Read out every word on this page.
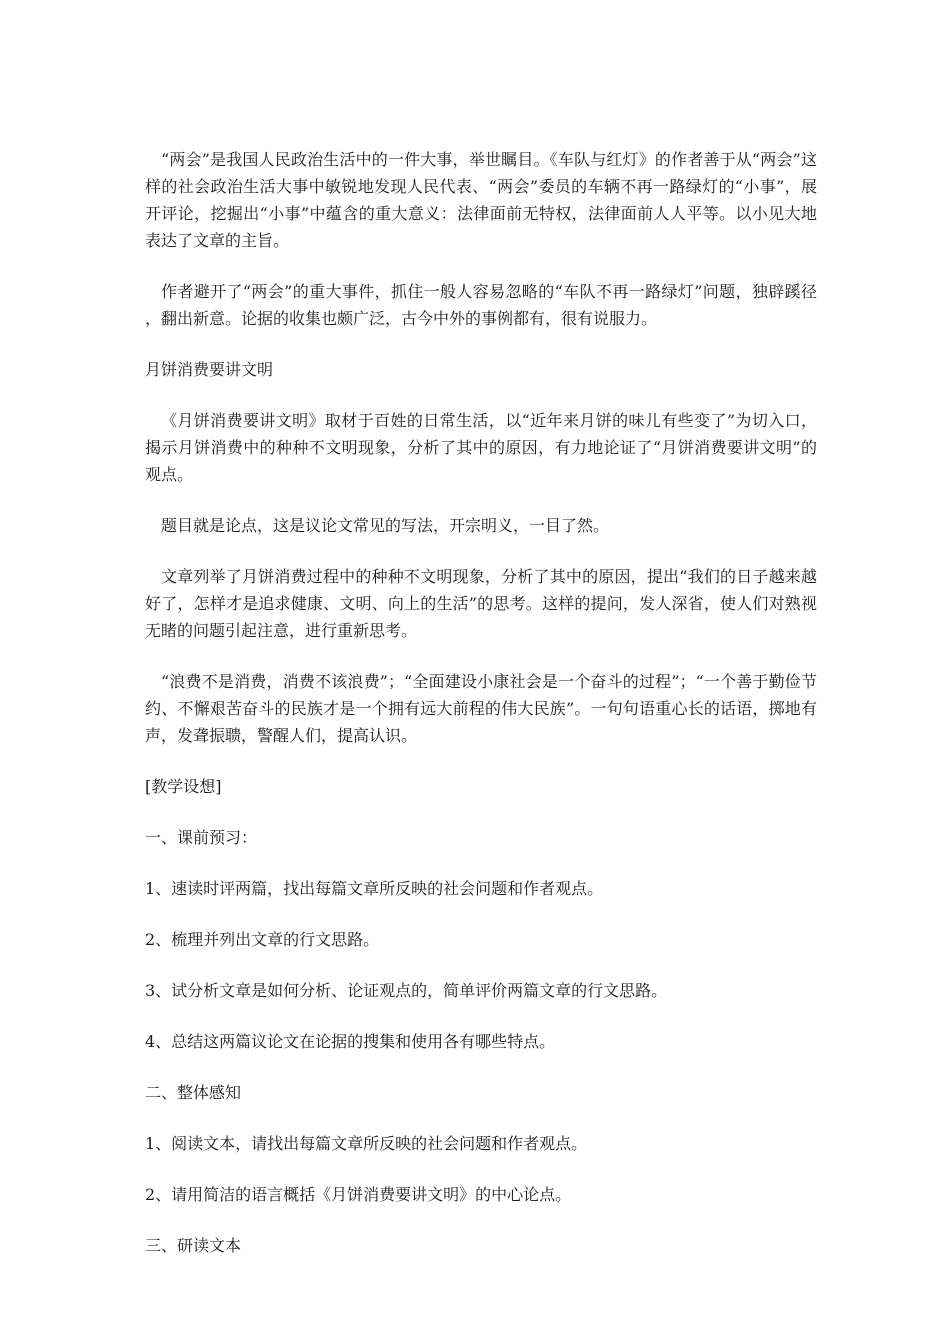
“两会”是我国人民政治生活中的一件大事，举世瞩目。《车队与红灯》的作者善于从“两会”这样的社会政治生活大事中敏锐地发现人民代表、“两会”委员的车辆不再一路绿灯的“小事”，展开评论，挖掘出“小事”中蕴含的重大意义：法律面前无特权，法律面前人人平等。以小见大地表达了文章的主旨。

作者避开了“两会”的重大事件，抓住一般人容易忽略的“车队不再一路绿灯”问题，独辟蹊径，翻出新意。论据的收集也颇广泛，古今中外的事例都有，很有说服力。

月饼消费要讲文明

《月饼消费要讲文明》取材于百姓的日常生活，以“近年来月饼的味儿有些变了”为切入口，揭示月饼消费中的种种不文明现象，分析了其中的原因，有力地论证了“月饼消费要讲文明”的观点。

题目就是论点，这是议论文常见的写法，开宗明义，一目了然。

文章列举了月饼消费过程中的种种不文明现象，分析了其中的原因，提出“我们的日子越来越好了，怎样才是追求健康、文明、向上的生活”的思考。这样的提问，发人深省，使人们对熟视无睹的问题引起注意，进行重新思考。

“浪费不是消费，消费不该浪费”；“全面建设小康社会是一个奋斗的过程”；“一个善于勤俭节约、不懈艰苦奋斗的民族才是一个拥有远大前程的伟大民族”。一句句语重心长的话语，掷地有声，发聋振聩，警醒人们，提高认识。

[教学设想]

一、课前预习：

1、速读时评两篇，找出每篇文章所反映的社会问题和作者观点。

2、梳理并列出文章的行文思路。

3、试分析文章是如何分析、论证观点的，简单评价两篇文章的行文思路。

4、总结这两篇议论文在论据的搜集和使用各有哪些特点。

二、整体感知

1、阅读文本，请找出每篇文章所反映的社会问题和作者观点。

2、请用简洁的语言概括《月饼消费要讲文明》的中心论点。

三、研读文本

━━━━━━━━━━━━━━━━━━━━━━━━━━━━━━

§ Short task:
Report only the number of lines that hold the word "月饼消费要讲文明".

§ Written answer:
3